» TASK BRIEF:
Without the pictures, give the entries below again exactly as written.

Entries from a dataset
## Start
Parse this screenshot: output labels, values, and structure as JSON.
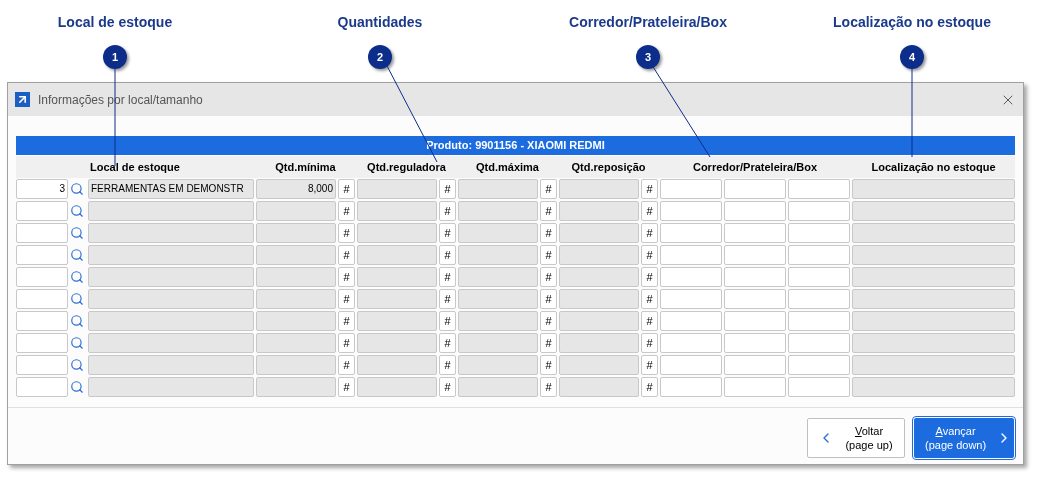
{
  "callouts": [
    {
      "number": "1",
      "label": "Local de estoque"
    },
    {
      "number": "2",
      "label": "Quantidades"
    },
    {
      "number": "3",
      "label": "Corredor/Prateleira/Box"
    },
    {
      "number": "4",
      "label": "Localização no estoque"
    }
  ],
  "window": {
    "title": "Informações por local/tamanho"
  },
  "product_bar": "Produto: 9901156 - XIAOMI REDMI",
  "columns": [
    "Local de estoque",
    "Qtd.mínima",
    "Qtd.reguladora",
    "Qtd.máxima",
    "Qtd.reposição",
    "Corredor/Prateleira/Box",
    "Localização no estoque"
  ],
  "hash_label": "#",
  "rows": [
    {
      "code": "3",
      "local": "FERRAMENTAS EM DEMONSTR",
      "min": "8,000"
    },
    {},
    {},
    {},
    {},
    {},
    {},
    {},
    {},
    {}
  ],
  "buttons": [
    {
      "kind": "back",
      "label": "Voltar",
      "hint": "(page up)",
      "primary": false
    },
    {
      "kind": "next",
      "label": "Avançar",
      "hint": "(page down)",
      "primary": true
    }
  ]
}
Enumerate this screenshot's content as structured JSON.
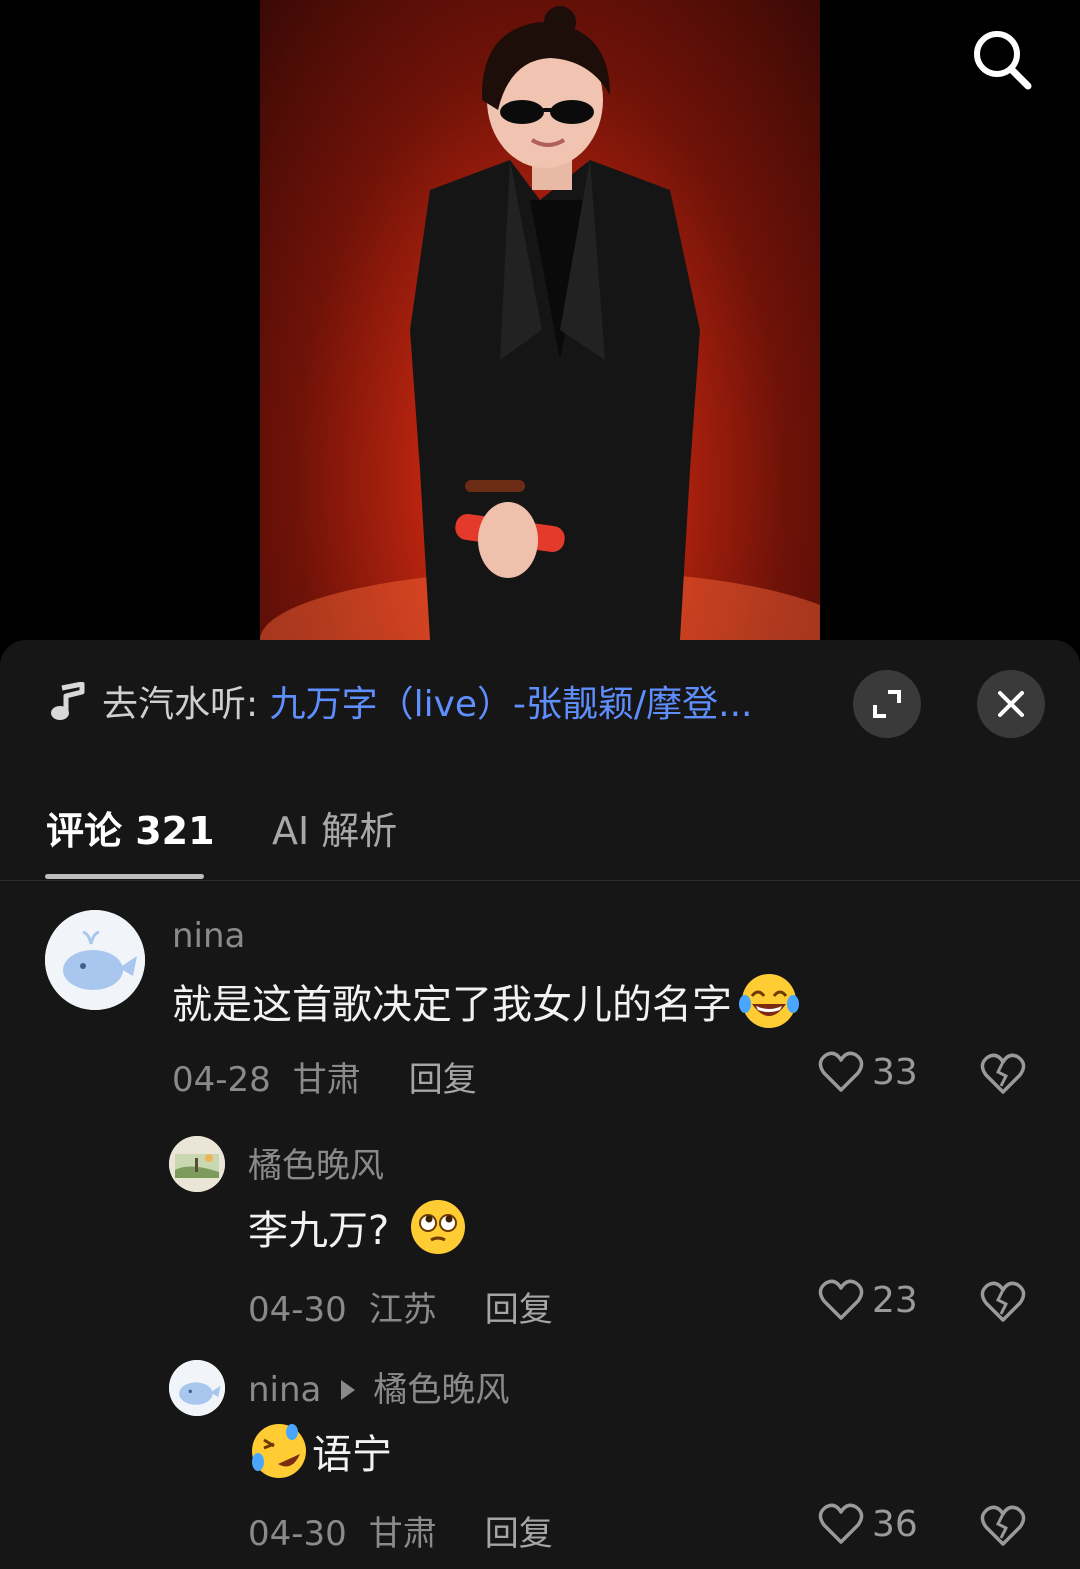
{
  "music": {
    "prefix": "去汽水听: ",
    "title": "九万字（live）-张靓颖/摩登..."
  },
  "tabs": {
    "comments_label": "评论 321",
    "ai_label": "AI 解析"
  },
  "comments": [
    {
      "author": "nina",
      "text": "就是这首歌决定了我女儿的名字",
      "date": "04-28",
      "location": "甘肃",
      "reply_label": "回复",
      "likes": "33"
    },
    {
      "author": "橘色晚风",
      "text": "李九万?",
      "date": "04-30",
      "location": "江苏",
      "reply_label": "回复",
      "likes": "23"
    },
    {
      "author": "nina",
      "reply_to": "橘色晚风",
      "text": "语宁",
      "date": "04-30",
      "location": "甘肃",
      "reply_label": "回复",
      "likes": "36"
    }
  ],
  "colors": {
    "link": "#5f8fff",
    "sheet_bg": "#161616",
    "muted_text": "#8a8a8a"
  }
}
## End
» COMPLETE RESPONSE:
Parse this screenshot: output labels, values, and structure as JSON.
{
  "callouts": [
    {
      "number": "1",
      "label": "Local de estoque"
    },
    {
      "number": "2",
      "label": "Quantidades"
    },
    {
      "number": "3",
      "label": "Corredor/Prateleira/Box"
    },
    {
      "number": "4",
      "label": "Localização no estoque"
    }
  ],
  "window": {
    "title": "Informações por local/tamanho"
  },
  "product_bar": "Produto: 9901156 - XIAOMI REDMI",
  "columns": [
    "Local de estoque",
    "Qtd.mínima",
    "Qtd.reguladora",
    "Qtd.máxima",
    "Qtd.reposição",
    "Corredor/Prateleira/Box",
    "Localização no estoque"
  ],
  "hash_label": "#",
  "rows": [
    {
      "code": "3",
      "local": "FERRAMENTAS EM DEMONSTR",
      "min": "8,000"
    },
    {},
    {},
    {},
    {},
    {},
    {},
    {},
    {},
    {}
  ],
  "buttons": [
    {
      "kind": "back",
      "label": "Voltar",
      "hint": "(page up)",
      "primary": false
    },
    {
      "kind": "next",
      "label": "Avançar",
      "hint": "(page down)",
      "primary": true
    }
  ]
}
Enumerate this screenshot's content as structured JSON.
{
  "music": {
    "prefix": "去汽水听: ",
    "title": "九万字（live）-张靓颖/摩登..."
  },
  "tabs": {
    "comments_label": "评论 321",
    "ai_label": "AI 解析"
  },
  "comments": [
    {
      "author": "nina",
      "text": "就是这首歌决定了我女儿的名字",
      "date": "04-28",
      "location": "甘肃",
      "reply_label": "回复",
      "likes": "33"
    },
    {
      "author": "橘色晚风",
      "text": "李九万?",
      "date": "04-30",
      "location": "江苏",
      "reply_label": "回复",
      "likes": "23"
    },
    {
      "author": "nina",
      "reply_to": "橘色晚风",
      "text": "语宁",
      "date": "04-30",
      "location": "甘肃",
      "reply_label": "回复",
      "likes": "36"
    }
  ],
  "colors": {
    "link": "#5f8fff",
    "sheet_bg": "#161616",
    "muted_text": "#8a8a8a"
  }
}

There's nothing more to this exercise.